Sí pues, Lucía tiene razón, de repente más que viejo me estoy volviendo un aburrido de mierda que no baila, no conversa, y ni siquiera se ríe de las bromas de los demás. Las últimas fiestas a las que he ido me he pasado toda la noche escuchando las conversaciones de mis familiares, amigos y/o desconocidos, sin siquiera inmutarme unas veces, y otras fingiendo una sonrisa que no denote mi gran estado de ánimo. A eso hay que sumarle lo que no sé si peor o mejor, y es que ya ni siquiera me emborracho y a mitad de fiesta se me quitan las ganas de tomar, ni como para quedarme dormido por estar en tranca.
Aún algo peor a todo esto que ni siquiera me aburro solo, sino que mi aburrimiento en algunas ocasiones contagia al resto y termino siendo algo así como el aguafiestas, el aburrido, el que nunca tuvo juventud, y estoy seguro que los que recién me conocen podrían pensar que soy todo eso y mucho más, y nunca imaginarían las noches de juerga, de risas excesivas, de locuras pueriles que me costaron más de una vez que no me tomen en serio por tantas idioteces juntas que hablaba.

### Objetivo del ejercicio
¿Puedes reproducir sin cambios, del texto sobre el aburrimiento en las fiestas, todo lo que va desde "Aún algo peor" hasta "juntas que hablaba."?

### Material mostrado
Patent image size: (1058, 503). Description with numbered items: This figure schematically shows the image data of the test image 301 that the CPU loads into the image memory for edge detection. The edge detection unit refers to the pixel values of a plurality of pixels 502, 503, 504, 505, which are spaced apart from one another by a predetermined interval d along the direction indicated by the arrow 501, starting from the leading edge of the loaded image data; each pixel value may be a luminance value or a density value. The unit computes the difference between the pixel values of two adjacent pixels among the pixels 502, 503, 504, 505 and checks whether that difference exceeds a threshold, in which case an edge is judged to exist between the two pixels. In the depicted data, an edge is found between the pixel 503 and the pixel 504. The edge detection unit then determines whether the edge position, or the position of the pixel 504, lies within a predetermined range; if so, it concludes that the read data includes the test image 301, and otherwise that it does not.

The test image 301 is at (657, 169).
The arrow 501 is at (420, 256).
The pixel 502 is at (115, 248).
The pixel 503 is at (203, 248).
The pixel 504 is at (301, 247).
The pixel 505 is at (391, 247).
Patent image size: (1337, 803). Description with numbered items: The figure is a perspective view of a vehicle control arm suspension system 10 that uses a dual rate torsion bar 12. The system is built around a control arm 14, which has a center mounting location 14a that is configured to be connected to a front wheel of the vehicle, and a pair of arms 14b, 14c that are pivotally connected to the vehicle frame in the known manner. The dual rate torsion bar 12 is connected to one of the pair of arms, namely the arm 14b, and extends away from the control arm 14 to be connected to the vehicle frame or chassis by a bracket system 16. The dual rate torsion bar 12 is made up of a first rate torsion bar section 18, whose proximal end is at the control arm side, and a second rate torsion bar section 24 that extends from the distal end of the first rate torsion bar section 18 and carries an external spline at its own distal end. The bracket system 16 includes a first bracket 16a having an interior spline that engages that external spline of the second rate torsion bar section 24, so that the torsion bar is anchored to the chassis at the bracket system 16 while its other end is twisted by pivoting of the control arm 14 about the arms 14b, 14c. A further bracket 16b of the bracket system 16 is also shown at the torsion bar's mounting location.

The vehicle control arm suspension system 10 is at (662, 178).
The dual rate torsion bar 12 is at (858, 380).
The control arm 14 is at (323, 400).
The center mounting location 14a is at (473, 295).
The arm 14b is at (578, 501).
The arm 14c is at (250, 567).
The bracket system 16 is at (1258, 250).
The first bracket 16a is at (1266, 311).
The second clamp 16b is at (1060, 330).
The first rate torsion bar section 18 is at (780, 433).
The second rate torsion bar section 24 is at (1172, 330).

### Espacio de respuesta
Aún algo peor a todo esto que ni siquiera me aburro solo, sino que mi aburrimiento en algunas ocasiones contagia al resto y termino siendo algo así como el aguafiestas, el aburrido, el que nunca tuvo juventud, y estoy seguro que los que recién me conocen podrían pensar que soy todo eso y mucho más, y nunca imaginarían las noches de juerga, de risas excesivas, de locuras pueriles que me costaron más de una vez que no me tomen en serio por tantas idioteces juntas que hablaba.